Pull out every line of the listing below where "Podstawy" appears.
^^^^^^^^
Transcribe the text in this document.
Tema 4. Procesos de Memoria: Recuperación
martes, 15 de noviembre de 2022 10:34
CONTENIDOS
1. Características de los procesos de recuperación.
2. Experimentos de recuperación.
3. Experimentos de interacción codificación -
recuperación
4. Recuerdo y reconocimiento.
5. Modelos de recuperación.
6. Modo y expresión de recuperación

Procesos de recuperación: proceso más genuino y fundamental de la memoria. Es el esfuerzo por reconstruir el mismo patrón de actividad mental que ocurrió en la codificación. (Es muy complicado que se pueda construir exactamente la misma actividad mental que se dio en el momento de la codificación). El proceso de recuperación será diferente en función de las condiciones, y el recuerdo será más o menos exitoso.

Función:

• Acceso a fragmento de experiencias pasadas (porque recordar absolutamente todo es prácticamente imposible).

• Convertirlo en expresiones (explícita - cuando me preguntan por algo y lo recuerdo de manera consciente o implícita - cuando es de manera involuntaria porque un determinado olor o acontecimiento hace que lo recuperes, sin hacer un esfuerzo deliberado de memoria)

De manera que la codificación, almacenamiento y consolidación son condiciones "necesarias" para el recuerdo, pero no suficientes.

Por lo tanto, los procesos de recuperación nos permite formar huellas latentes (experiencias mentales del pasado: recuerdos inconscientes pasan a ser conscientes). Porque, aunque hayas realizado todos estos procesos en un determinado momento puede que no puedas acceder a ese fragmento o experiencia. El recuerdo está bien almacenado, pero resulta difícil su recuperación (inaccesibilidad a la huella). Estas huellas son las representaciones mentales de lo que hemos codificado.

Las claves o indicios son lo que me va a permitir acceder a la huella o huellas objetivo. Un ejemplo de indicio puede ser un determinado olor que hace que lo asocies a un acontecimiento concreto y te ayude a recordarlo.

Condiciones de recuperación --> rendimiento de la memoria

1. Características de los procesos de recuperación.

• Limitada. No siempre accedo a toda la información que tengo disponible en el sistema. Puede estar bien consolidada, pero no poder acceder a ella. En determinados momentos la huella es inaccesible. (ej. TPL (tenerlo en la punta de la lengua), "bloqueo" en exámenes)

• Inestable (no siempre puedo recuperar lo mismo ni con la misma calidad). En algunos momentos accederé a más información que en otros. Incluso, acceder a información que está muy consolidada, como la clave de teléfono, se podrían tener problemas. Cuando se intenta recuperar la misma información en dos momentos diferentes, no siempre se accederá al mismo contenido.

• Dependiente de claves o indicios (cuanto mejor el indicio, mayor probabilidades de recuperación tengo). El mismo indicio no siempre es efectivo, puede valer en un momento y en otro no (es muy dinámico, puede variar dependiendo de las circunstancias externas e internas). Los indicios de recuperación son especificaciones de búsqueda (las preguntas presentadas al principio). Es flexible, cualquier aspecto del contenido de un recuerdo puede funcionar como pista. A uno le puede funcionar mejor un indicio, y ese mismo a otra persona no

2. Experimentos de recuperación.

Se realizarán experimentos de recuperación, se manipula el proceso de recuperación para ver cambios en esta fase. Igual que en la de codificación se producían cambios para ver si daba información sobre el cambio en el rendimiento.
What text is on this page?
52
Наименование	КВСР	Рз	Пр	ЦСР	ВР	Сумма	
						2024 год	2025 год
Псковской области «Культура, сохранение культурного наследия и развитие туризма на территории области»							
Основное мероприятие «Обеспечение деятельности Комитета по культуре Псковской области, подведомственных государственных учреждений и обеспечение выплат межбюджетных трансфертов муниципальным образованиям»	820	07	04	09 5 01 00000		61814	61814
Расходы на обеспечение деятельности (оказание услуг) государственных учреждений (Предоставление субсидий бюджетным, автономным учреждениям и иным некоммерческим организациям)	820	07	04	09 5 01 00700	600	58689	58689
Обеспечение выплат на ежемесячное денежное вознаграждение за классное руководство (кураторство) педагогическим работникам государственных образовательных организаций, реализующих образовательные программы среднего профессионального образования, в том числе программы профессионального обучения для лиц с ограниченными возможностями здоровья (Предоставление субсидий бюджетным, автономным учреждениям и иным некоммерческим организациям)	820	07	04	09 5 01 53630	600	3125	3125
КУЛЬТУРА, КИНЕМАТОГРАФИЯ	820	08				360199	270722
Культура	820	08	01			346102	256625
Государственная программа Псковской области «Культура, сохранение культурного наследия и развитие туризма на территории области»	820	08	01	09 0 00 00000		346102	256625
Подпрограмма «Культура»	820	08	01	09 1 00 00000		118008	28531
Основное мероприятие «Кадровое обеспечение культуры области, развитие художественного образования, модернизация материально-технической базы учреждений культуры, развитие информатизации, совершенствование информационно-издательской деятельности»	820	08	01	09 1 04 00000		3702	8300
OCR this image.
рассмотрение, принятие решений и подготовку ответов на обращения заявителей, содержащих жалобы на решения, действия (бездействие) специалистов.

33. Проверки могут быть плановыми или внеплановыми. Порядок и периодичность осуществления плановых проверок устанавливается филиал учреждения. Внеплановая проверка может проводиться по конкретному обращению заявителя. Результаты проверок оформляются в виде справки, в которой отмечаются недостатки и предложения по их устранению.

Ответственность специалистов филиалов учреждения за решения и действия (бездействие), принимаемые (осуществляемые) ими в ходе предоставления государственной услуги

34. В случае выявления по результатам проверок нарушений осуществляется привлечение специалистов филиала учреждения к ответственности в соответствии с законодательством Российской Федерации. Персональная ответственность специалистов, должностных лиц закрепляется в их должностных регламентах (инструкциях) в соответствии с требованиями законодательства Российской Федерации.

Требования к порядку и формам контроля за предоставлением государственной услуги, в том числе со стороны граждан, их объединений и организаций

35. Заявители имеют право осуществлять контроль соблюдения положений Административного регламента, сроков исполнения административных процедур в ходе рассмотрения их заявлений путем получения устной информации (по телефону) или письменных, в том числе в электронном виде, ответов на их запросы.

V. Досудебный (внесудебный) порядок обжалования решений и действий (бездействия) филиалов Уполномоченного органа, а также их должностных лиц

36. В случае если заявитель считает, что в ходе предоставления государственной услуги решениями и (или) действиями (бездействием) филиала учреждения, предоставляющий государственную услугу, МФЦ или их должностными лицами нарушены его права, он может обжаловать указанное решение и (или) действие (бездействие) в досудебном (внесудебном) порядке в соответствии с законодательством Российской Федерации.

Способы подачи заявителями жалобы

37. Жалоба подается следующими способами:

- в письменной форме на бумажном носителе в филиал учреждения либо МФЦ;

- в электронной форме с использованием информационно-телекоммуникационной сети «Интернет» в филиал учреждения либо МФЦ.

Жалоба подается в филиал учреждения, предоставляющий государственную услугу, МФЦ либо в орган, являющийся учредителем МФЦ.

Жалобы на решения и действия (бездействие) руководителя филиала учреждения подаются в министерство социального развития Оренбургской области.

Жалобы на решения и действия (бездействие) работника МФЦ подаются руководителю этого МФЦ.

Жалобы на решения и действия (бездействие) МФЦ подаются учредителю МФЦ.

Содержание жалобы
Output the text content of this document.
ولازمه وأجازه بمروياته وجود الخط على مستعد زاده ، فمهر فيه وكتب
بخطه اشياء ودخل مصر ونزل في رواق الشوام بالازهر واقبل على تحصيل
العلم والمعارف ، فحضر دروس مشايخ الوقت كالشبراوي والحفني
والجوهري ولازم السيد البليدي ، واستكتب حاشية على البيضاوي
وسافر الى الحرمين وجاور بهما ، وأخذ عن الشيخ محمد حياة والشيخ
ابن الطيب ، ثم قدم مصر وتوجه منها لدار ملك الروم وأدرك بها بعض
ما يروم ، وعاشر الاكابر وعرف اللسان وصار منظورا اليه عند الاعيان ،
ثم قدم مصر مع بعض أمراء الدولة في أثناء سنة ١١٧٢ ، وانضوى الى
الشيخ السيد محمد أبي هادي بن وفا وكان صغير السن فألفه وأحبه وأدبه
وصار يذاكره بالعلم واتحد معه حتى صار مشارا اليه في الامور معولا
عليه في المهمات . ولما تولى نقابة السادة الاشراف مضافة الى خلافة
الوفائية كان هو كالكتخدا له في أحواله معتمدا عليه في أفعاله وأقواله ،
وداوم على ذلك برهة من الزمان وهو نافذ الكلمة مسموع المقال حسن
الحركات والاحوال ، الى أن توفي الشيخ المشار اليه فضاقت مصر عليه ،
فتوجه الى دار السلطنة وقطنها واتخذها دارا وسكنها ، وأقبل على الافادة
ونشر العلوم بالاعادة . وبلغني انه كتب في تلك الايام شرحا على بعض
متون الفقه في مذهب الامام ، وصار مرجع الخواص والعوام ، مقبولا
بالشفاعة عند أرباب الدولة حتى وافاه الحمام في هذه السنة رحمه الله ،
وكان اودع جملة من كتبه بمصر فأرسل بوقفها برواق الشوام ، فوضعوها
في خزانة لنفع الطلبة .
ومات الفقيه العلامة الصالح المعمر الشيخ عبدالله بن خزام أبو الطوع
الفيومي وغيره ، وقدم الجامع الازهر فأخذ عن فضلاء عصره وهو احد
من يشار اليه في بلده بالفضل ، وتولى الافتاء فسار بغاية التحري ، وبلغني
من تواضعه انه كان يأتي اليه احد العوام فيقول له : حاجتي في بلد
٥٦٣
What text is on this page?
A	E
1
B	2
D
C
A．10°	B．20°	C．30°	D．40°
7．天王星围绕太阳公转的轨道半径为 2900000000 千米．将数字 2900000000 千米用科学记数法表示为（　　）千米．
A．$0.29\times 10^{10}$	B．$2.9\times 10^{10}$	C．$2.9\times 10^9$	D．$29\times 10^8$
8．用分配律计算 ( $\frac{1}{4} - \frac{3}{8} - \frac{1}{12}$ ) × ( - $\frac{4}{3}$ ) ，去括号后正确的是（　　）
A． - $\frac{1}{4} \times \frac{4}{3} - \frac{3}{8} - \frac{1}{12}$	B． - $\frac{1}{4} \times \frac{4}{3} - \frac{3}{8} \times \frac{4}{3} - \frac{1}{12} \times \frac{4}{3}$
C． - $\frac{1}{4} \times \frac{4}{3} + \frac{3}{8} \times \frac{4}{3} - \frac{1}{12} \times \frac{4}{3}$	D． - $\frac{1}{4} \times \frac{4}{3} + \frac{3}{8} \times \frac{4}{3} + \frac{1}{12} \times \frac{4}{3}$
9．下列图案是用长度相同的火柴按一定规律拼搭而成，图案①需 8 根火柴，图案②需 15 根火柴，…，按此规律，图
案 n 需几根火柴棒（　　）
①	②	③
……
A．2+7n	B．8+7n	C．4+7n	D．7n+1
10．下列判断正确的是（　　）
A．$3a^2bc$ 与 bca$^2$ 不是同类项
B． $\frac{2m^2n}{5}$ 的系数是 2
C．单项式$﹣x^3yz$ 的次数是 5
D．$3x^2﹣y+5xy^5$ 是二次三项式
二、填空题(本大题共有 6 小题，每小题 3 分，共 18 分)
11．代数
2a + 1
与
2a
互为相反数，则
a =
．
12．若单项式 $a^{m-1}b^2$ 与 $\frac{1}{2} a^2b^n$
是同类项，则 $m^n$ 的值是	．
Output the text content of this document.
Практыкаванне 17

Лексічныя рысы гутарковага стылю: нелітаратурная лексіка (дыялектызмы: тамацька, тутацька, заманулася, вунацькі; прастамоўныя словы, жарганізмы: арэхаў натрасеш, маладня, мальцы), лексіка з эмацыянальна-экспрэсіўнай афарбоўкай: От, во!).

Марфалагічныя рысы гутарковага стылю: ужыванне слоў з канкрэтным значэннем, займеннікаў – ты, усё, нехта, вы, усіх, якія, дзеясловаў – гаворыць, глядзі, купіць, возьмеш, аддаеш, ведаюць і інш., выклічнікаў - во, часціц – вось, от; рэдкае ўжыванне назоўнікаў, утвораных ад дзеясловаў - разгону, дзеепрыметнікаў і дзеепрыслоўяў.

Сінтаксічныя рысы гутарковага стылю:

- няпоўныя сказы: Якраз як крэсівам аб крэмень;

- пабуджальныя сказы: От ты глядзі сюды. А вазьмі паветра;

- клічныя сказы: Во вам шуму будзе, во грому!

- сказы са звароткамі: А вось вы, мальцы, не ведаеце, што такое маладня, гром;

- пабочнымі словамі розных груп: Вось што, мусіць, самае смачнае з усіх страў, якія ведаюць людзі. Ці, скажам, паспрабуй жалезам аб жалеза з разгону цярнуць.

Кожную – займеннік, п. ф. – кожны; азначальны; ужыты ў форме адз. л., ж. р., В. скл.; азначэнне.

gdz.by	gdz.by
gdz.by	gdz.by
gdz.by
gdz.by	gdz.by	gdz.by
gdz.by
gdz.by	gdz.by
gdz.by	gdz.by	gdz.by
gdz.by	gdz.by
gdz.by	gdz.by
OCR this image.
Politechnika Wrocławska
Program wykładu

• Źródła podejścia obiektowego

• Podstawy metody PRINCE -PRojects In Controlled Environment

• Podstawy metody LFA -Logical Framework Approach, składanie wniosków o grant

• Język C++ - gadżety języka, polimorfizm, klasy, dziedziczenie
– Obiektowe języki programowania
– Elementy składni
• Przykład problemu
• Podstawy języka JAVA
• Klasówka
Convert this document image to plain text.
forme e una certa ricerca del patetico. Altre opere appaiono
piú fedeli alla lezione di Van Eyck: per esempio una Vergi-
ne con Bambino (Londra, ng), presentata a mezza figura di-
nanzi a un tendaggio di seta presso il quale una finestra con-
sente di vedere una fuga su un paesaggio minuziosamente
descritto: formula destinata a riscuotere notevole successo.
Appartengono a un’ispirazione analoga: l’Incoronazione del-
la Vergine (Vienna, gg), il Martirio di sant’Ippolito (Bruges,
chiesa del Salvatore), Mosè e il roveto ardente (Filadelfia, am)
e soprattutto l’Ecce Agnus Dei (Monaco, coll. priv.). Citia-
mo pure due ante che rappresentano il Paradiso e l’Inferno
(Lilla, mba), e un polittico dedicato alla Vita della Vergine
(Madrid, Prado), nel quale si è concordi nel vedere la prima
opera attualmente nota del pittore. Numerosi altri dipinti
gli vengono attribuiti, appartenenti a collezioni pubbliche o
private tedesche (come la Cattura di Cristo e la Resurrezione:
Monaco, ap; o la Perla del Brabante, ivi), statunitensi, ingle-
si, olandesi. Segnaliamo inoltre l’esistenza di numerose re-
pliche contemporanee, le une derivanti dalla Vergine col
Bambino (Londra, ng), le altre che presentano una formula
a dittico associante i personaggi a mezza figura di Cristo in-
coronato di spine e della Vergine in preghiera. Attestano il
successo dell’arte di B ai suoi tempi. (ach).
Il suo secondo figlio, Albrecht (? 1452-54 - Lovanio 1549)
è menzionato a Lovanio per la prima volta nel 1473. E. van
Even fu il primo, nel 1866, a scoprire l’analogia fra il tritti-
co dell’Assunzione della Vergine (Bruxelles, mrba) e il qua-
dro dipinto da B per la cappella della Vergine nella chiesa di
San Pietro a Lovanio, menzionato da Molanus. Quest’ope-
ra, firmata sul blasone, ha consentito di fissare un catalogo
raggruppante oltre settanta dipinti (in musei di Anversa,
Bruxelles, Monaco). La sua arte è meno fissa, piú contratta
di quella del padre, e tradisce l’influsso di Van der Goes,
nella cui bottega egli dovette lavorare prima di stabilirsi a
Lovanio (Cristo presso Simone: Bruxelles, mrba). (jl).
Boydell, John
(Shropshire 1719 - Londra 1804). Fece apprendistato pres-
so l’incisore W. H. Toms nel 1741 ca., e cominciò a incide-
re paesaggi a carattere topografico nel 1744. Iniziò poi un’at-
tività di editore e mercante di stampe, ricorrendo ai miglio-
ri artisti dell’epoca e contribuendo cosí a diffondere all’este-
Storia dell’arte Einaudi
^^^^^^^^
(Exercise result)
• Podstawy metody PRINCE -PRojects In Controlled Environment
• Podstawy metody LFA -Logical Framework Approach, składanie wniosków o grant
• Podstawy języka JAVA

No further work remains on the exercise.